Written task: Leave out the pictures, then reproduce the rest of the material exactly.
━━━ Dataset records ━━━
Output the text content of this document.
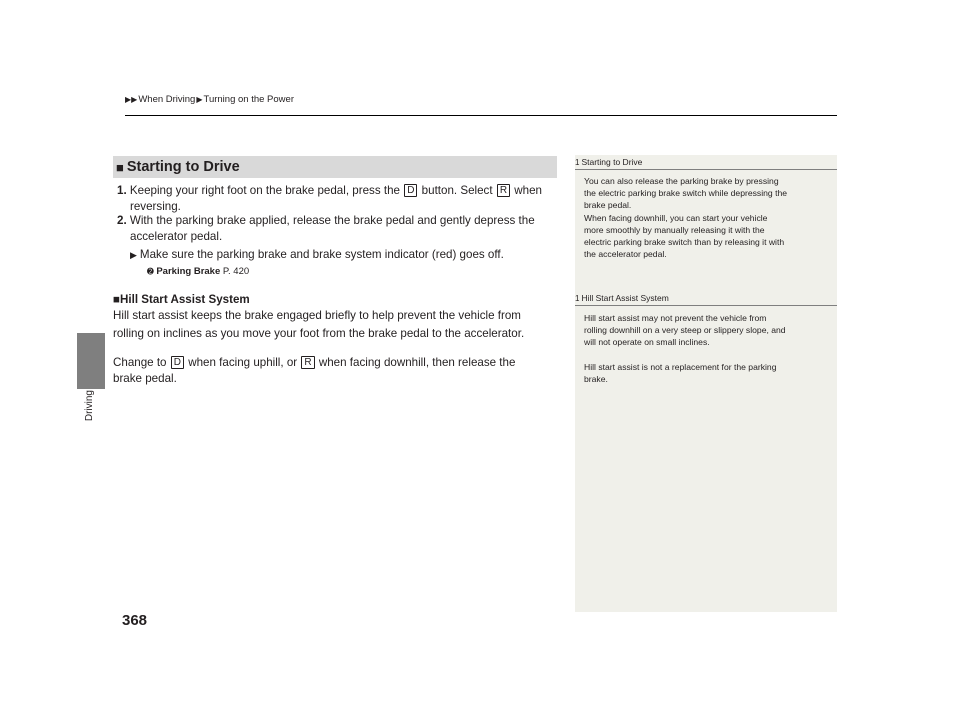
▶▶When Driving▶Turning on the Power
Driving
368
■ Starting to Drive
1. Keeping your right foot on the brake pedal, press the D button. Select R when
reversing.
2. With the parking brake applied, release the brake pedal and gently depress the
accelerator pedal.
▶ Make sure the parking brake and brake system indicator (red) goes off.
➋ Parking Brake P. 420
■Hill Start Assist System
Hill start assist keeps the brake engaged briefly to help prevent the vehicle from
rolling on inclines as you move your foot from the brake pedal to the accelerator.
Change to D when facing uphill, or R when facing downhill, then release the
brake pedal.
1 Starting to Drive
You can also release the parking brake by pressing
the electric parking brake switch while depressing the
brake pedal.
When facing downhill, you can start your vehicle
more smoothly by manually releasing it with the
electric parking brake switch than by releasing it with
the accelerator pedal.
1 Hill Start Assist System
Hill start assist may not prevent the vehicle from
rolling downhill on a very steep or slippery slope, and
will not operate on small inclines.
Hill start assist is not a replacement for the parking
brake.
━━━
Complete output:
Output the text content of this document.
▶▶When Driving▶Turning on the Power
Driving
368
■ Starting to Drive
1. Keeping your right foot on the brake pedal, press the D button. Select R when
reversing.
2. With the parking brake applied, release the brake pedal and gently depress the
accelerator pedal.
▶ Make sure the parking brake and brake system indicator (red) goes off.
➋ Parking Brake P. 420
■Hill Start Assist System
Hill start assist keeps the brake engaged briefly to help prevent the vehicle from
rolling on inclines as you move your foot from the brake pedal to the accelerator.
Change to D when facing uphill, or R when facing downhill, then release the
brake pedal.
1 Starting to Drive
You can also release the parking brake by pressing
the electric parking brake switch while depressing the
brake pedal.
When facing downhill, you can start your vehicle
more smoothly by manually releasing it with the
electric parking brake switch than by releasing it with
the accelerator pedal.
1 Hill Start Assist System
Hill start assist may not prevent the vehicle from
rolling downhill on a very steep or slippery slope, and
will not operate on small inclines.
Hill start assist is not a replacement for the parking
brake.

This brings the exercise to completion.